Return all lines that include the string "data".
** Start Given records **
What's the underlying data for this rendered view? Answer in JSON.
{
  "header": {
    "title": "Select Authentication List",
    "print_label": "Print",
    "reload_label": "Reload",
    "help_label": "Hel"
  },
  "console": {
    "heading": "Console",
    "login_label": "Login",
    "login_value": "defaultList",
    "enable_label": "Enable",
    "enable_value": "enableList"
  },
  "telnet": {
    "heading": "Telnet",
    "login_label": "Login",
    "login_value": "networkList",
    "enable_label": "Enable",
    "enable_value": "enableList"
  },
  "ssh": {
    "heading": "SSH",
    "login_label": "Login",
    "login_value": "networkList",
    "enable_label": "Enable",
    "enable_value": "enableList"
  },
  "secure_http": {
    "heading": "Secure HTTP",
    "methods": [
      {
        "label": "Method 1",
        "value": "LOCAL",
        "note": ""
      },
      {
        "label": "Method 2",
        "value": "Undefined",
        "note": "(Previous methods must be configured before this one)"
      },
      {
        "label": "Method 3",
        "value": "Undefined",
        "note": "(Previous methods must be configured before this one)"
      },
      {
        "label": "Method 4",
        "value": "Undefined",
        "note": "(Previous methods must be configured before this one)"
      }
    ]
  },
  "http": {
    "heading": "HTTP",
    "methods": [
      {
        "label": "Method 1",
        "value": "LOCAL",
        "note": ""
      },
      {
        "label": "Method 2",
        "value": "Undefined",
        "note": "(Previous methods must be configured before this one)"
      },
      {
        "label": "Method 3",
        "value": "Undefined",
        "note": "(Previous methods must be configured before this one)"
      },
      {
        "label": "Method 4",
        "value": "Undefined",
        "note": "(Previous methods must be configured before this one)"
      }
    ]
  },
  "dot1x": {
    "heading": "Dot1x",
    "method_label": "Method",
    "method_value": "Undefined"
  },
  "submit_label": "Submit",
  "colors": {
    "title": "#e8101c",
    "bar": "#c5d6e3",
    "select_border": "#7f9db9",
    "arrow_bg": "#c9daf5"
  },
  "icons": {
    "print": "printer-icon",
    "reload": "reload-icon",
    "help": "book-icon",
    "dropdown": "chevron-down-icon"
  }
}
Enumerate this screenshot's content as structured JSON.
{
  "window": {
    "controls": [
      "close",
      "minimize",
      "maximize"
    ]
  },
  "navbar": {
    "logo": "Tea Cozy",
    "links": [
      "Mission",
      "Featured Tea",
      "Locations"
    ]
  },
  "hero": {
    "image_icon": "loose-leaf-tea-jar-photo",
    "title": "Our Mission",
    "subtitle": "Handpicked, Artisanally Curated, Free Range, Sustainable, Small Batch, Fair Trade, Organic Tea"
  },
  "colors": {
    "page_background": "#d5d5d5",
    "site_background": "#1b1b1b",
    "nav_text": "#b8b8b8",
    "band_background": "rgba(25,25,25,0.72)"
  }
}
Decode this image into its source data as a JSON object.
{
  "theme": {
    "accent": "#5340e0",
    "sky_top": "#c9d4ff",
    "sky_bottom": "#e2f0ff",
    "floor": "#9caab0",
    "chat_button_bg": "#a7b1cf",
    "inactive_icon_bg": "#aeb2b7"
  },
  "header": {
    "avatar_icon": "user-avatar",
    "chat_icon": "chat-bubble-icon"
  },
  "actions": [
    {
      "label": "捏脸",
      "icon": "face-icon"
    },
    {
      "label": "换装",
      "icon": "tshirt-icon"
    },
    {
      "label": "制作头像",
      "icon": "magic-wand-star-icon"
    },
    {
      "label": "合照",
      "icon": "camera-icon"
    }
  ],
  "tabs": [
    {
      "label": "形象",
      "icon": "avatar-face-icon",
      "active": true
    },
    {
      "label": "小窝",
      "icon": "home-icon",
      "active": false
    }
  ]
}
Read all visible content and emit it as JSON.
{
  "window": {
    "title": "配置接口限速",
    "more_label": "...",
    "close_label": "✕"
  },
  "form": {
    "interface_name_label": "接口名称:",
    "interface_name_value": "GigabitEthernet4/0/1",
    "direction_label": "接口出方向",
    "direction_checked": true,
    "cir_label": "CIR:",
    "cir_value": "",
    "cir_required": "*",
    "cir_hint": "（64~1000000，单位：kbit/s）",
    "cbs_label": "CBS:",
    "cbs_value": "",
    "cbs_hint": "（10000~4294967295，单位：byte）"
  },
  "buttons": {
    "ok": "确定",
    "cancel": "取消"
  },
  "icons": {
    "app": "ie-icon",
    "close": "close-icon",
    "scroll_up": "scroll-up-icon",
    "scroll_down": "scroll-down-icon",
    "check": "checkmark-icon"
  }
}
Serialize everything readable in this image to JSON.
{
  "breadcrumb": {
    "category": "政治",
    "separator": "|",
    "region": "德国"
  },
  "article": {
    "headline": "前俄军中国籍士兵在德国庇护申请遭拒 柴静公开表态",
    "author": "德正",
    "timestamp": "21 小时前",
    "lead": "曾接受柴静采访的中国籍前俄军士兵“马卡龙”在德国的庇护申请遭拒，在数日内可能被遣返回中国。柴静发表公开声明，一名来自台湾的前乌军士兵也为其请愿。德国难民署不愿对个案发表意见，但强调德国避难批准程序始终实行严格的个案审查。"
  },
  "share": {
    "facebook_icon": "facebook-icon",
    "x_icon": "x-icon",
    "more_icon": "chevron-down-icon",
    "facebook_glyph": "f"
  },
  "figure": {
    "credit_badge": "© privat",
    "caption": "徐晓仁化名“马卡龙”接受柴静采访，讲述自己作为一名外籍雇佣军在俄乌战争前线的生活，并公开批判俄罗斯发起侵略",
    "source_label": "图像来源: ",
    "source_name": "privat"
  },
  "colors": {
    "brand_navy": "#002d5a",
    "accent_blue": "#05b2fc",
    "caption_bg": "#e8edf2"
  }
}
** End Given records **
== Response to this exercise ==
What's the underlying data for this rendered view? Answer in JSON.
Decode this image into its source data as a JSON object.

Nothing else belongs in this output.